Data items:
****************************************

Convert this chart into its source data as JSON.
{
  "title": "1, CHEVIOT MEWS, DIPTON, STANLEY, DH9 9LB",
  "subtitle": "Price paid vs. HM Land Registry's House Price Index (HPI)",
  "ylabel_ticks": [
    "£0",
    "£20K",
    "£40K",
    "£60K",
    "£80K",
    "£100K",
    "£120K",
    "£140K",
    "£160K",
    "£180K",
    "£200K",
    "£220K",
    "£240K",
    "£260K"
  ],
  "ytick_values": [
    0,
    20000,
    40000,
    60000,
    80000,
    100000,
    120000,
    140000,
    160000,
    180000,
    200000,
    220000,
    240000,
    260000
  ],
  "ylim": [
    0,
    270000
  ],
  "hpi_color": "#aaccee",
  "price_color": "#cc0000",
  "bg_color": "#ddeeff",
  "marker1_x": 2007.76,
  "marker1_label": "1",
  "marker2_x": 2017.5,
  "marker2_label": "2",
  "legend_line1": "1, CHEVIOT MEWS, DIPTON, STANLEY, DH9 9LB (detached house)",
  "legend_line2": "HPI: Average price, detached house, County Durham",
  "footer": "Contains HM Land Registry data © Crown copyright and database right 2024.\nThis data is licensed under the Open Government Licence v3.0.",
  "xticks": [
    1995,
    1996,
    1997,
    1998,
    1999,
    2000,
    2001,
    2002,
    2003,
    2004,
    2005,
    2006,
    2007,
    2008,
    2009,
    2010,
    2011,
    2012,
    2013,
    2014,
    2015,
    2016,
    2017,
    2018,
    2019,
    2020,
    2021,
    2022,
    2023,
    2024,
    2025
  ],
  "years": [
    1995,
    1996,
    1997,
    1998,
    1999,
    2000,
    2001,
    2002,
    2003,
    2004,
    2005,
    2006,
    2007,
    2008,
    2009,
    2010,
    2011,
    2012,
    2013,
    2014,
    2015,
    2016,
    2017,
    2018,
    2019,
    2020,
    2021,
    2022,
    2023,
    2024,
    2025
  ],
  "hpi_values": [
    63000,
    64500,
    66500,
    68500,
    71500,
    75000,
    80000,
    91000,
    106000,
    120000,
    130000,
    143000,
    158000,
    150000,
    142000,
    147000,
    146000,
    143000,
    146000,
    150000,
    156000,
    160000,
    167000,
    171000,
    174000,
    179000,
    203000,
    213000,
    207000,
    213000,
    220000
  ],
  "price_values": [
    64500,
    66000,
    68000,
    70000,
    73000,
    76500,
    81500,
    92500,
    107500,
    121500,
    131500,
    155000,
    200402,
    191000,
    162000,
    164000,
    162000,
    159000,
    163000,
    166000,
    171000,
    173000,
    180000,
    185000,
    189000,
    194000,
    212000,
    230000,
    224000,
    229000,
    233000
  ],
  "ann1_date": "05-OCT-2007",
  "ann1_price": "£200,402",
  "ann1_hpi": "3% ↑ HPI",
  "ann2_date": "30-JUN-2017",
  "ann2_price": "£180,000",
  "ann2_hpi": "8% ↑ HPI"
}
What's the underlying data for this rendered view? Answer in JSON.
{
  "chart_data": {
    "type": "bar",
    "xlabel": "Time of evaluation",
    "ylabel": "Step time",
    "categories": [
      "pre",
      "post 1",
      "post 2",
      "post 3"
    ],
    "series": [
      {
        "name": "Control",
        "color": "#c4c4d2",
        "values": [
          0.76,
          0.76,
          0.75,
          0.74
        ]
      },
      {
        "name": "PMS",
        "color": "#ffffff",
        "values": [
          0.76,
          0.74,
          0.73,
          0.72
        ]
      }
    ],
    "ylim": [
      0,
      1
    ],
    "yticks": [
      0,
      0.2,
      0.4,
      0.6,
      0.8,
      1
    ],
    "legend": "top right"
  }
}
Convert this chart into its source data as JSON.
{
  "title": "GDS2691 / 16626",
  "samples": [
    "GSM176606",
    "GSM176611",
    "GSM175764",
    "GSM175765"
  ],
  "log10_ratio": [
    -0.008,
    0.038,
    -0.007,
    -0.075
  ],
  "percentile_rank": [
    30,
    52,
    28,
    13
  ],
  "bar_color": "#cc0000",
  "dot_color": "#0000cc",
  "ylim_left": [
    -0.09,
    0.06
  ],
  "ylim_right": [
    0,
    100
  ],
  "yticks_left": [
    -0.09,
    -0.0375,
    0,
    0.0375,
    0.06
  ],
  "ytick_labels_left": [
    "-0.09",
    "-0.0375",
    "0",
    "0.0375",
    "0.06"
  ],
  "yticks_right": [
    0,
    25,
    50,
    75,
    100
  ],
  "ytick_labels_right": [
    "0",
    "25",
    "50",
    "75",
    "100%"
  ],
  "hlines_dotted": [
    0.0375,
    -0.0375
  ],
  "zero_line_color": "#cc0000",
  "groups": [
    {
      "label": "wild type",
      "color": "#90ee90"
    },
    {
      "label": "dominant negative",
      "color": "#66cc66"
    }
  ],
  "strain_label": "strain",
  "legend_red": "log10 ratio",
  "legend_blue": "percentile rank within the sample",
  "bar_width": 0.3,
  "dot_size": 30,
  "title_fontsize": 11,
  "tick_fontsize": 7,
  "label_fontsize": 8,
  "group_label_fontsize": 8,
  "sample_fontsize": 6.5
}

****************************************

(DIRECTIVE)
In the material above, find the lines that contain "STANLEY" and show them.

(THE OUTPUT)
  "title": "1, CHEVIOT MEWS, DIPTON, STANLEY, DH9 9LB",
  "legend_line1": "1, CHEVIOT MEWS, DIPTON, STANLEY, DH9 9LB (detached house)",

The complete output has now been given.